Continue the Aki Cederberg biography, starting after its last sentence.

— Start Provided text —

= Aki Cederberg =

Finnish writer, musician and filmmaker

Aki Cederberg (born in 1978) is a Finnish writer, musician, and filmmaker. He has written books about Indian religions and European modern paganism, including Journeys in the Kali Yuga (2017) and Pyhä Eurooppa (lit. 'Holy Europe', 2020).

==Early life==
Aki Cederberg was born in Helsinki, Finland in 1978. He has a university degree in culture and arts. Interested in spiritual matters from an early age, he explored Western esotericism and the works of Aleister Crowley before moving into European modern paganism, which he defines as having a mythopoetic view of the world. Because he wanted to connect to a living tradition, he began to make trips to India to meet gurus and explore Indian religious traditions. His first trip to India lasted for three months and he kept returning to the country during the next ten years.

— End Provided text —
— Start Extracted material —

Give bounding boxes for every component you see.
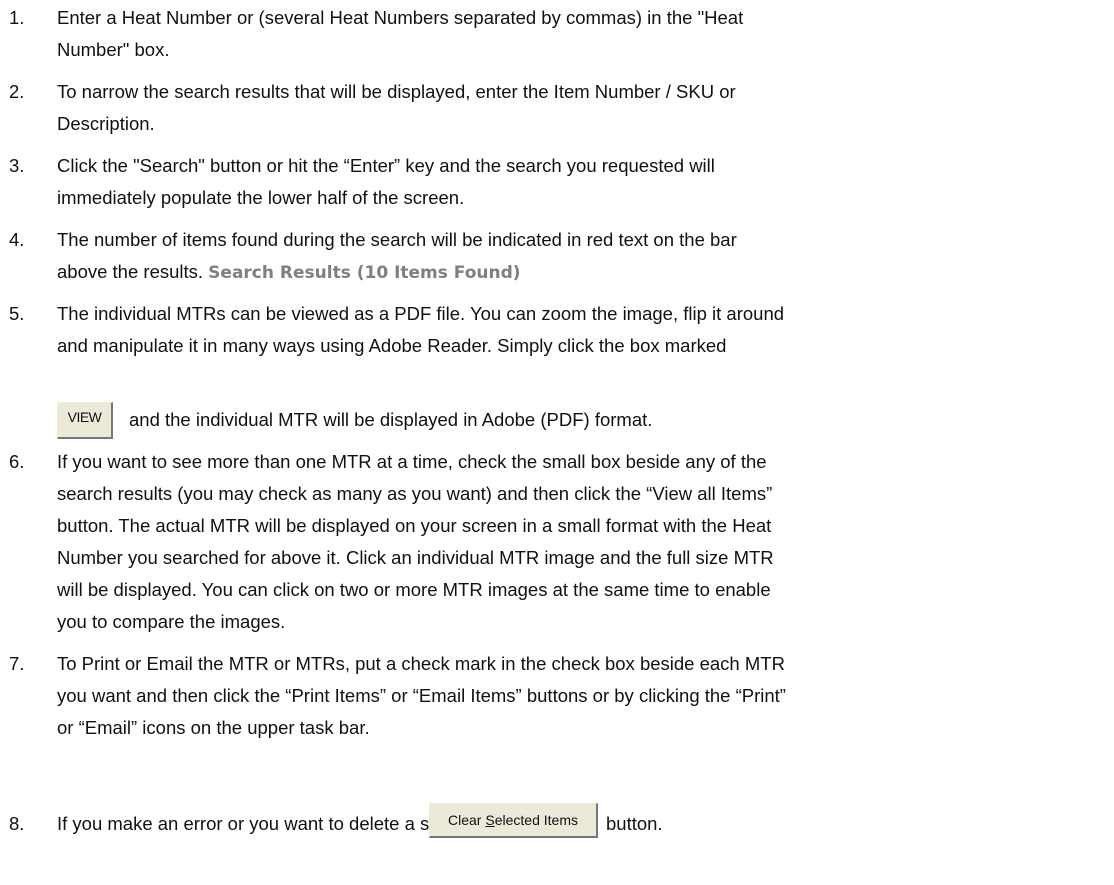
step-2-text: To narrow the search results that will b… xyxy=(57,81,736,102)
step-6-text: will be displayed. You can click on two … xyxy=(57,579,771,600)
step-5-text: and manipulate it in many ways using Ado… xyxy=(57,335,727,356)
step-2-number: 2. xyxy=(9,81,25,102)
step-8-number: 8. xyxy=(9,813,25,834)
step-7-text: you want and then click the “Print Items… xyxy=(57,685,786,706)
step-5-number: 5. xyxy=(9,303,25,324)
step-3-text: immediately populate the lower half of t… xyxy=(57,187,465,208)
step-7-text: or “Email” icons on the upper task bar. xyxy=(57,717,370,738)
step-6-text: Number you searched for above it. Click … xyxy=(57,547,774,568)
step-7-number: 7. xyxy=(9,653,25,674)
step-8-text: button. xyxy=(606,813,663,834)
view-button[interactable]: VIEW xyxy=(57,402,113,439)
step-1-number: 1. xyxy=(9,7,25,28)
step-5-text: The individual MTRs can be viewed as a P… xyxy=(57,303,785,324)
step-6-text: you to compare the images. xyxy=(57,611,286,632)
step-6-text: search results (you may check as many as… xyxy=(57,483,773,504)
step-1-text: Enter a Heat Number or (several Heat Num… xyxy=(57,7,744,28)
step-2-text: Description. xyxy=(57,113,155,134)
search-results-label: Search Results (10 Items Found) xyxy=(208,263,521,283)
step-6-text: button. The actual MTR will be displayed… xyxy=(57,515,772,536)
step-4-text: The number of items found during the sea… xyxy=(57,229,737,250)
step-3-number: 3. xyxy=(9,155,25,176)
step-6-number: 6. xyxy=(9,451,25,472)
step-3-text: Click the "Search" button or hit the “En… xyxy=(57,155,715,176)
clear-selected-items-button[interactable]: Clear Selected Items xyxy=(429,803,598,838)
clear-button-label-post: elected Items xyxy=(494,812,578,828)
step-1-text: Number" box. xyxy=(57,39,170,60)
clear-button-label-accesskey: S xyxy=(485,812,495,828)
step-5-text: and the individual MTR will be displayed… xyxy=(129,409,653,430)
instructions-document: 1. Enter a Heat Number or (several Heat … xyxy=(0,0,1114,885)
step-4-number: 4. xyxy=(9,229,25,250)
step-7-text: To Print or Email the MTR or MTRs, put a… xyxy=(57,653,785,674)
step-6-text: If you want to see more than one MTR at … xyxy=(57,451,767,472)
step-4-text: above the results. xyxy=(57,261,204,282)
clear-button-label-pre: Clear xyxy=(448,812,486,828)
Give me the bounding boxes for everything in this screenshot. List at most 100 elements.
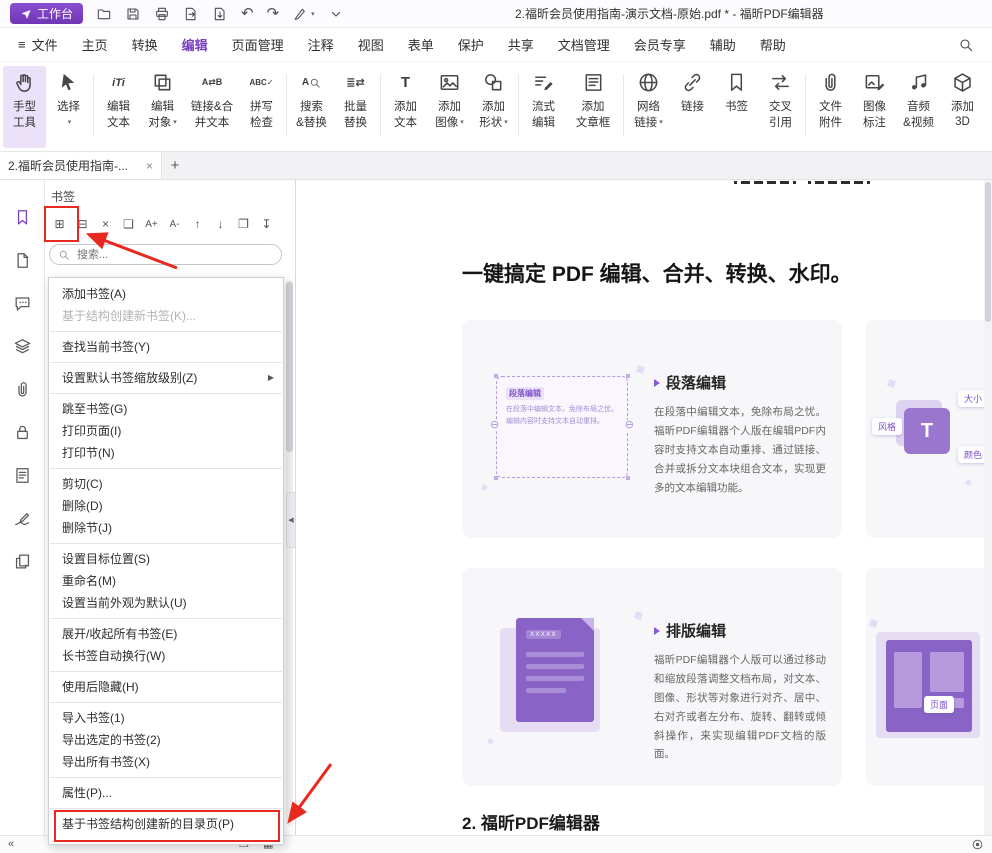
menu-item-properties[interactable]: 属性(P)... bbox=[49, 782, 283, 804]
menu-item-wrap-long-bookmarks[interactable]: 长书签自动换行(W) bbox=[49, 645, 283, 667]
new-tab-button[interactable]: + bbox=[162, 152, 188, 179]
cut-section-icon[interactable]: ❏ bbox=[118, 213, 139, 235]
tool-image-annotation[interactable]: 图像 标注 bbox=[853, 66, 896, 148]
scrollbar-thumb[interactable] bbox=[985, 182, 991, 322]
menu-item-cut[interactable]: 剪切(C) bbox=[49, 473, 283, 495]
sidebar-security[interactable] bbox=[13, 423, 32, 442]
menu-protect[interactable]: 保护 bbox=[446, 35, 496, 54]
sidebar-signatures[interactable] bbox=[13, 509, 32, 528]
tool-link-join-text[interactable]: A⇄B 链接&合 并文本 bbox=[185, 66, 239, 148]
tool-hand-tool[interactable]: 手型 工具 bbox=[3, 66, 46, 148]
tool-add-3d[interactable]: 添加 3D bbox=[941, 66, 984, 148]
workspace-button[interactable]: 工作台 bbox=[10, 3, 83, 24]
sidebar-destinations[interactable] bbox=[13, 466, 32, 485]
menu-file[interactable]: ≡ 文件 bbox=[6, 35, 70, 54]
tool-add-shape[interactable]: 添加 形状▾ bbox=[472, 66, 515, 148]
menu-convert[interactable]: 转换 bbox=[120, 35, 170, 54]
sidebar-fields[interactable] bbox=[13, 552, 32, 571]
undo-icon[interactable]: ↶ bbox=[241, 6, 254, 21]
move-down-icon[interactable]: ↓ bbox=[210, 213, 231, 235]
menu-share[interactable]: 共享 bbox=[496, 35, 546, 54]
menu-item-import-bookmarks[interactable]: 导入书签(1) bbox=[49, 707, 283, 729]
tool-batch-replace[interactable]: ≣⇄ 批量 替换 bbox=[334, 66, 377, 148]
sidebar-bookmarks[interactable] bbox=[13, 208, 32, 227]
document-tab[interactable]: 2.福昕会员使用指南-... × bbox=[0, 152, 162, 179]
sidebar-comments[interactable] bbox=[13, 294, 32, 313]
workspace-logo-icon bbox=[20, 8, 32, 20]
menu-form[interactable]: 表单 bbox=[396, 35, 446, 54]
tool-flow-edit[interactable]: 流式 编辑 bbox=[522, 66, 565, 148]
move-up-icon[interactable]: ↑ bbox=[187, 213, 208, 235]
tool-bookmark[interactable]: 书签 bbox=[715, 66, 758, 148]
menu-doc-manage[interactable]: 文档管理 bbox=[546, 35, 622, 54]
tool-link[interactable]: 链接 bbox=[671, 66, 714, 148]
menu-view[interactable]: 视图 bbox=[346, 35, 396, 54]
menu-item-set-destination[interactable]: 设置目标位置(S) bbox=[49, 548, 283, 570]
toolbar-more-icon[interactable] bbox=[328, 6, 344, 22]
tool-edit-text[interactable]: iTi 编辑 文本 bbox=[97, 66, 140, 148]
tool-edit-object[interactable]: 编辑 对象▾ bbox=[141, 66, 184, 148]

— End Extracted material —

### The response
==Writing career==
Cederberg has written for The Fenris Wolf, a series of anthologies from Edda Publishing. Experiences he had in Asia form the basis for his books Pyhiinvaellus. Matkalla Intiassa ja Nepalissa (lit. 'Pilgrimage. Travelling in India and Nepal') from 2013 and Journeys in the Kali Yuga: A Pilgrimage from Esoteric India to Pagan Europe, published in 2017. At the end of the latter book, Cederberg rejects universalism and spiritual exoticism and argues for Westerners to approach spirituality through the gods of their native traditions, in Cederberg's case paganism from the Nordic countries. Publishers Weekly called Journeys in the Kali Yuga a "visceral, evocative memoir" where the author acts as "neither guide nor guru, allowing readers to truly participate in his journey without worrying about what exactly they are supposed to learn".

Cederberg's next book, Pyhä Eurooppa (lit. 'Holy Europe'), was published in 2020 and is a travelogue about places in Europe with a reputation of being holy. Cederberg uses this to argue that humans need a sense of sanctity and significance in life, which he contrasts with materialism and exploitation. The book discusses how European cultural and spiritual heritage has become associated with nationalist and far-right politics, something Cederberg renounces. A. W. Yrjänä of Helsingin Sanomat called the book "weirdly refreshing" because of its rejection of irony and direct call for spirituality. Ville Hytönen of Turun Sanomat highlighted and complimented the book's argument about a human need to connect to previous generations, which both capitalism and the Soviet Union have been unable to fulfill.

In 2023, Cederberg co-edited an anthology in memory of the musician and journalist Perttu Häkkinen (1979–2018).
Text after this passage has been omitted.